(Interface dataset entries)
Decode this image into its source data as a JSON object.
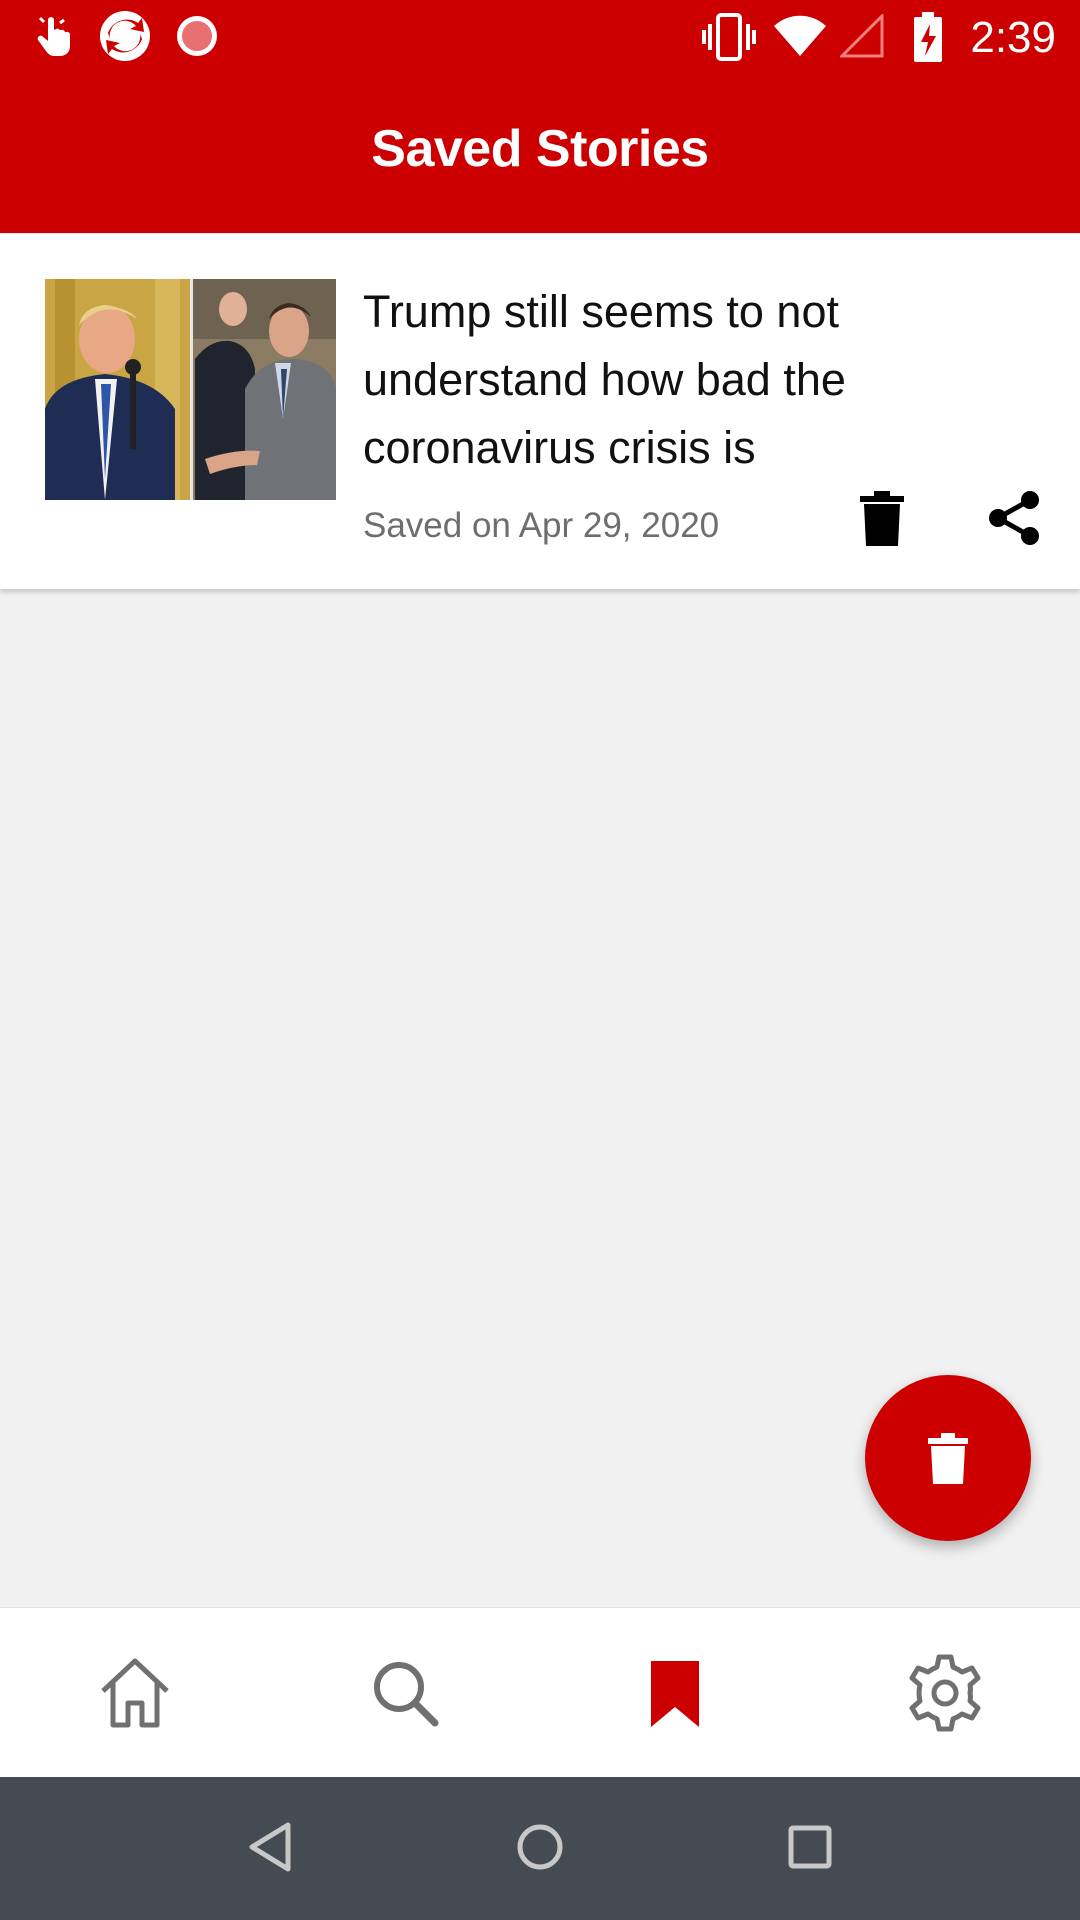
{
  "status_bar": {
    "time": "2:39",
    "left_icons": [
      "hand-tap-icon",
      "app-sync-icon",
      "record-icon"
    ],
    "right_icons": [
      "vibrate-icon",
      "wifi-icon",
      "signal-icon",
      "battery-charging-icon"
    ]
  },
  "app_bar": {
    "title": "Saved Stories"
  },
  "stories": [
    {
      "title": "Trump still seems to not understand how bad the coronavirus crisis is",
      "saved_label": "Saved on Apr 29, 2020",
      "thumbnail": "news-thumbnail",
      "actions": [
        "trash-icon",
        "share-icon"
      ]
    }
  ],
  "fab": {
    "icon": "trash-icon"
  },
  "bottom_nav": {
    "items": [
      {
        "icon": "home-icon",
        "active": false
      },
      {
        "icon": "search-icon",
        "active": false
      },
      {
        "icon": "bookmark-icon",
        "active": true
      },
      {
        "icon": "gear-icon",
        "active": false
      }
    ]
  },
  "system_nav": {
    "items": [
      "back-icon",
      "home-circle-icon",
      "recents-icon"
    ]
  },
  "colors": {
    "brand_red": "#cc0000",
    "background": "#f1f1f1",
    "system_nav": "#454b52",
    "inactive_icon": "#707070"
  }
}
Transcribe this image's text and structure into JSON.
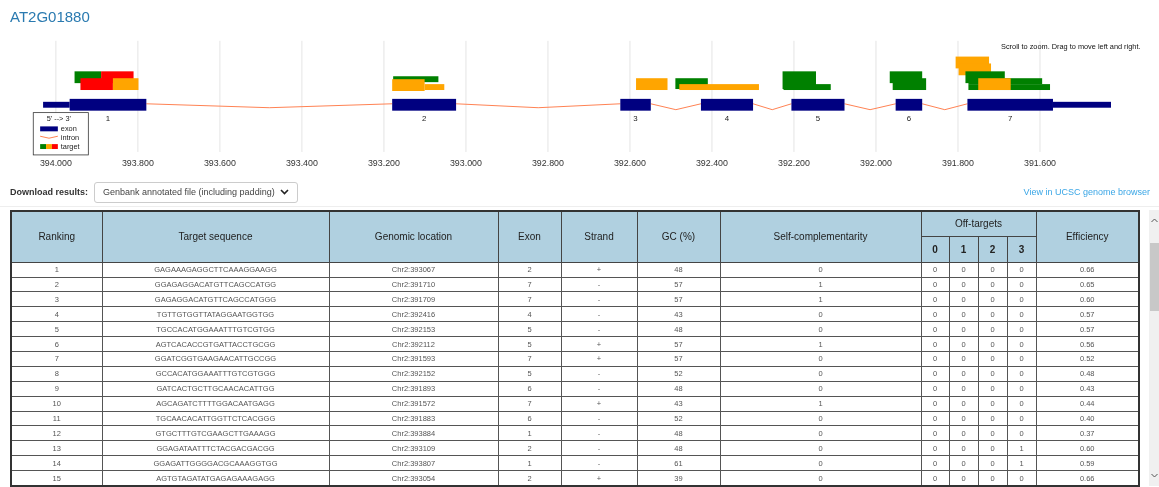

WHAT IS REQUIRED | Skip the pictures and give the entries above again word for word.

TASK RESULT |
Decode this image into its source data as a JSON object.
{
  "status_bar": {
    "time": "2:39",
    "left_icons": [
      "hand-tap-icon",
      "app-sync-icon",
      "record-icon"
    ],
    "right_icons": [
      "vibrate-icon",
      "wifi-icon",
      "signal-icon",
      "battery-charging-icon"
    ]
  },
  "app_bar": {
    "title": "Saved Stories"
  },
  "stories": [
    {
      "title": "Trump still seems to not understand how bad the coronavirus crisis is",
      "saved_label": "Saved on Apr 29, 2020",
      "thumbnail": "news-thumbnail",
      "actions": [
        "trash-icon",
        "share-icon"
      ]
    }
  ],
  "fab": {
    "icon": "trash-icon"
  },
  "bottom_nav": {
    "items": [
      {
        "icon": "home-icon",
        "active": false
      },
      {
        "icon": "search-icon",
        "active": false
      },
      {
        "icon": "bookmark-icon",
        "active": true
      },
      {
        "icon": "gear-icon",
        "active": false
      }
    ]
  },
  "system_nav": {
    "items": [
      "back-icon",
      "home-circle-icon",
      "recents-icon"
    ]
  },
  "colors": {
    "brand_red": "#cc0000",
    "background": "#f1f1f1",
    "system_nav": "#454b52",
    "inactive_icon": "#707070"
  }
}
Transcribe this image's text and structure into JSON.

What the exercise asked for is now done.